Dataset excerpt
········

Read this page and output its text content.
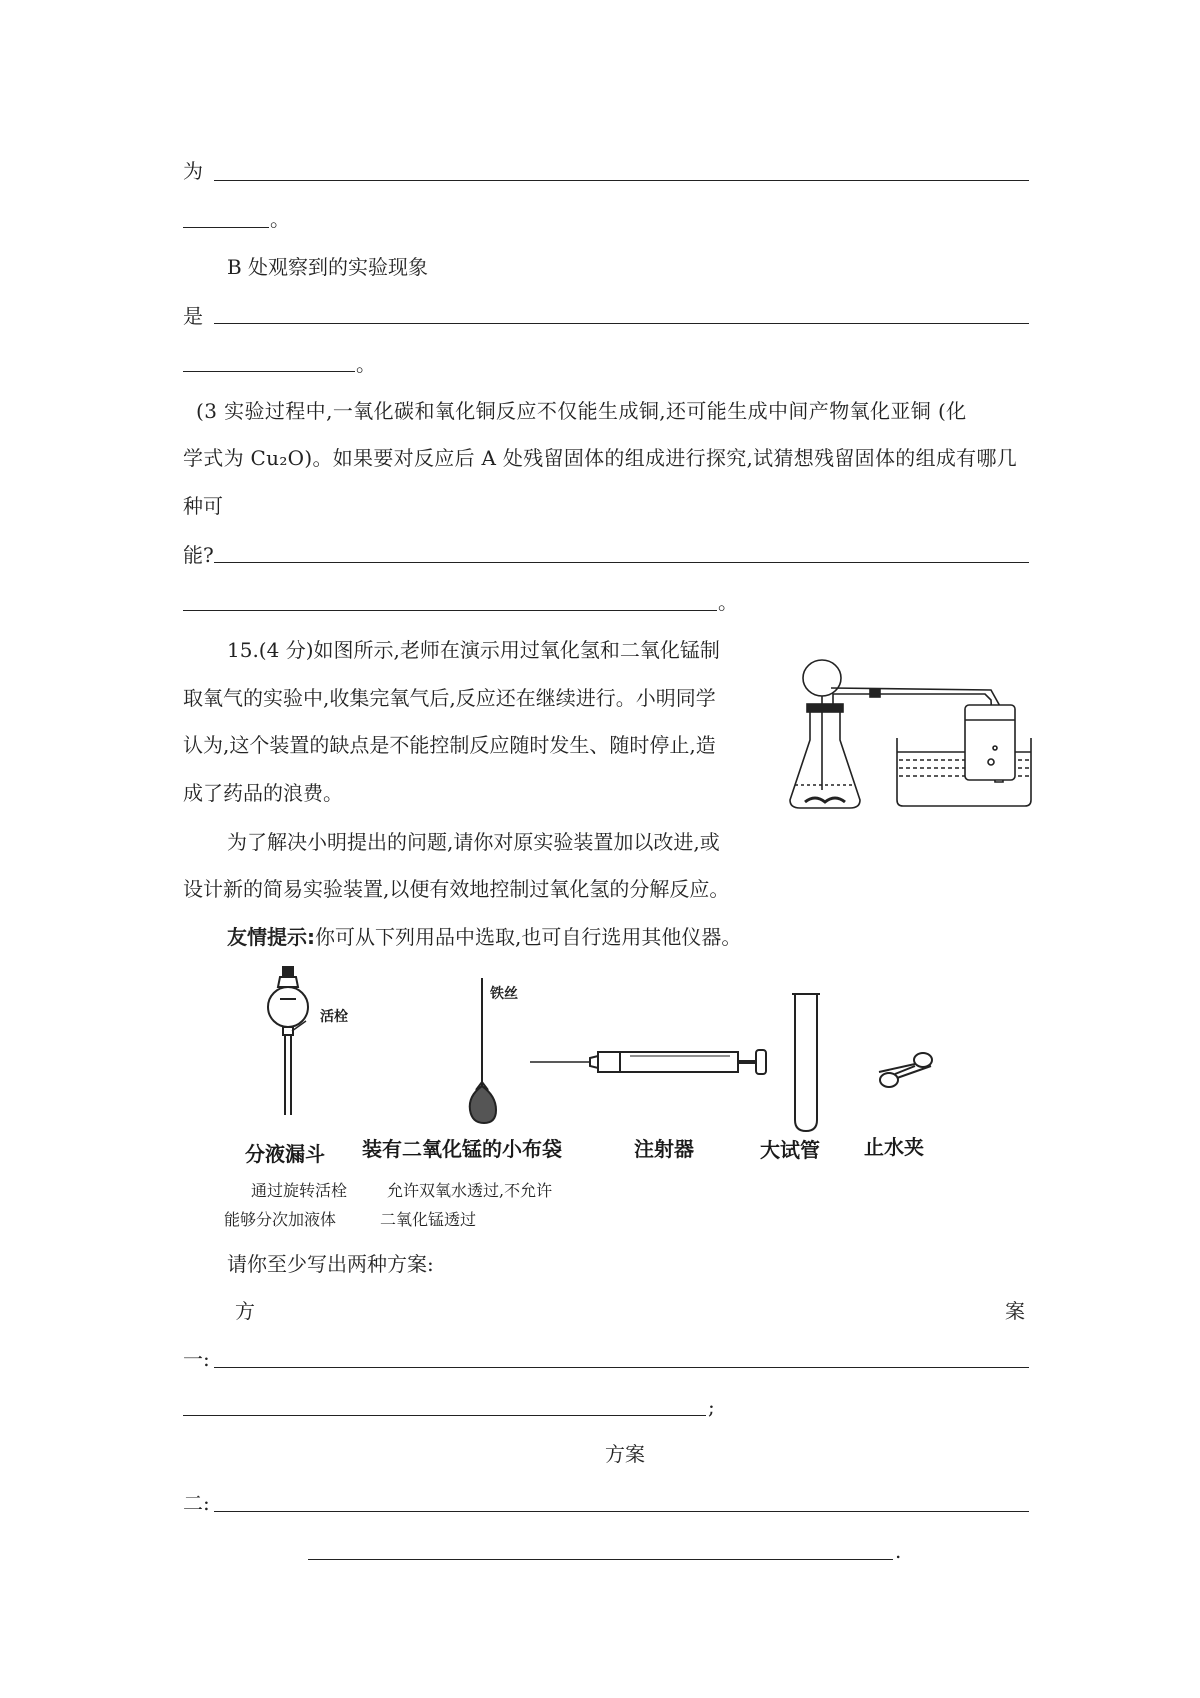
为
。
B 处观察到的实验现象
是
。
(3 实验过程中,一氧化碳和氧化铜反应不仅能生成铜,还可能生成中间产物氧化亚铜 (化
学式为 Cu₂O)。如果要对反应后 A 处残留固体的组成进行探究,试猜想残留固体的组成有哪几
种可
能?
。
15.(4 分)如图所示,老师在演示用过氧化氢和二氧化锰制
取氧气的实验中,收集完氧气后,反应还在继续进行。小明同学
认为,这个装置的缺点是不能控制反应随时发生、随时停止,造
成了药品的浪费。
为了解决小明提出的问题,请你对原实验装置加以改进,或
设计新的简易实验装置,以便有效地控制过氧化氢的分解反应。
友情提示:你可从下列用品中选取,也可自行选用其他仪器。
活栓
铁丝
分液漏斗 装有二氧化锰的小布袋	注射器	大试管 止水夹
通过旋转活栓 允许双氧水透过,不允许
能够分次加液体	二氧化锰透过
请你至少写出两种方案:
方	案
一:
;
方案
二:
.
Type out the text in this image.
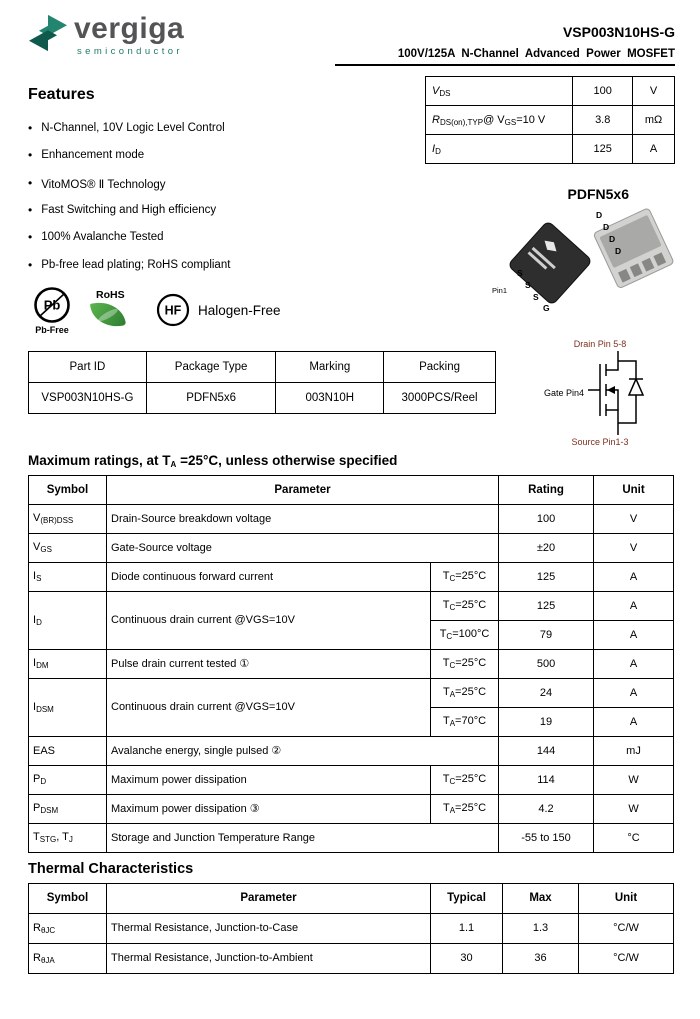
vergiga
semiconductor
VSP003N10HS-G
100V/125A  N-Channel  Advanced  Power  MOSFET
Features
• N-Channel, 10V Logic Level Control
• Enhancement mode
• VitoMOS® Ⅱ Technology
• Fast Switching and High efficiency
• 100% Avalanche Tested
• Pb-free lead plating; RoHS compliant
Pb
Pb-Free
RoHS
HF Halogen-Free
$V_{DS}$	100	V
$R_{DS(on),TYP}@$ $V_{GS}=10$ V	3.8	mΩ
$I_D$	125	A
PDFN5x6
D
D
D
D
S
S
S
G
Pin1
Part ID	Package Type	Marking	Packing
VSP003N10HS-G	PDFN5x6	003N10H	3000PCS/Reel
Drain Pin 5-8
Gate Pin4
Source Pin1-3
Maximum ratings, at $T_A =25^\circ C$, unless otherwise specified
Symbol	Parameter		Rating	Unit
$V_{(BR)DSS}$	Drain-Source breakdown voltage		100	V
$V_{GS}$	Gate-Source voltage		±20	V
$I_S$	Diode continuous forward current	$T_C=25^\circ C$	125	A
$I_D$	Continuous drain current @VGS=10V	$T_C=25^\circ C$	125	A
		$T_C=100^\circ C$	79	A
$I_{DM}$	Pulse drain current tested ①	$T_C=25^\circ C$	500	A
$I_{DSM}$	Continuous drain current @VGS=10V	$T_A=25^\circ C$	24	A
		$T_A=70^\circ C$	19	A
EAS	Avalanche energy, single pulsed ②		144	mJ
$P_D$	Maximum power dissipation	$T_C=25^\circ C$	114	W
$P_{DSM}$	Maximum power dissipation ③	$T_A=25^\circ C$	4.2	W
$T_{STG}$, $T_J$	Storage and Junction Temperature Range		-55 to 150	°C
Thermal Characteristics
Symbol	Parameter	Typical	Max	Unit
$R_{\theta JC}$	Thermal Resistance, Junction-to-Case	1.1	1.3	°C/W
$R_{\theta JA}$	Thermal Resistance, Junction-to-Ambient	30	36	°C/W
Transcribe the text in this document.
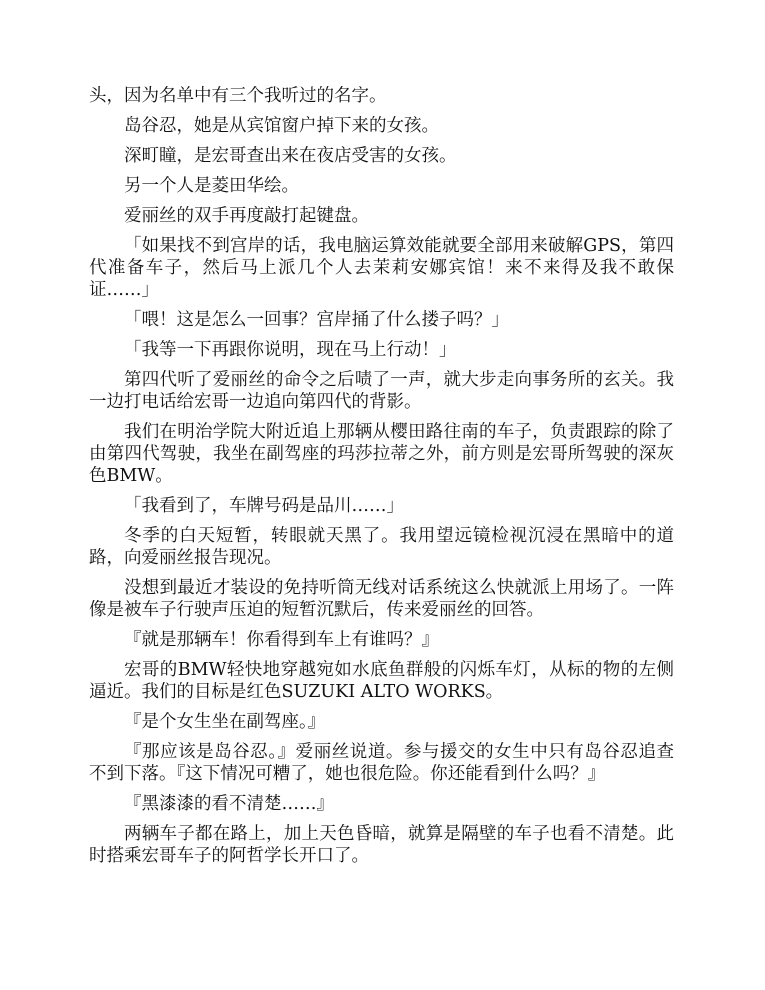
头，因为名单中有三个我听过的名字。

岛谷忍，她是从宾馆窗户掉下来的女孩。

深町瞳，是宏哥查出来在夜店受害的女孩。

另一个人是菱田华绘。

爱丽丝的双手再度敲打起键盘。

「如果找不到宫岸的话，我电脑运算效能就要全部用来破解GPS，第四代准备车子，然后马上派几个人去茉莉安娜宾馆！来不来得及我不敢保证……」

「喂！这是怎么一回事？宫岸捅了什么搂子吗？」

「我等一下再跟你说明，现在马上行动！」

第四代听了爱丽丝的命令之后啧了一声，就大步走向事务所的玄关。我一边打电话给宏哥一边追向第四代的背影。

我们在明治学院大附近追上那辆从樱田路往南的车子，负责跟踪的除了由第四代驾驶，我坐在副驾座的玛莎拉蒂之外，前方则是宏哥所驾驶的深灰色BMW。

「我看到了，车牌号码是品川……」

冬季的白天短暂，转眼就天黑了。我用望远镜检视沉浸在黑暗中的道路，向爱丽丝报告现况。

没想到最近才装设的免持听筒无线对话系统这么快就派上用场了。一阵像是被车子行驶声压迫的短暂沉默后，传来爱丽丝的回答。

『就是那辆车！你看得到车上有谁吗？』

宏哥的BMW轻快地穿越宛如水底鱼群般的闪烁车灯，从标的物的左侧逼近。我们的目标是红色SUZUKI ALTO WORKS。

『是个女生坐在副驾座。』

『那应该是岛谷忍。』爱丽丝说道。参与援交的女生中只有岛谷忍追查不到下落。『这下情况可糟了，她也很危险。你还能看到什么吗？』

『黑漆漆的看不清楚……』

两辆车子都在路上，加上天色昏暗，就算是隔壁的车子也看不清楚。此时搭乘宏哥车子的阿哲学长开口了。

········

**Exercise instructions:** From the listing above, return each line with the word "Type".

**Solution:**
Type out the text in this image.
Part ID	Package Type	Marking	Packing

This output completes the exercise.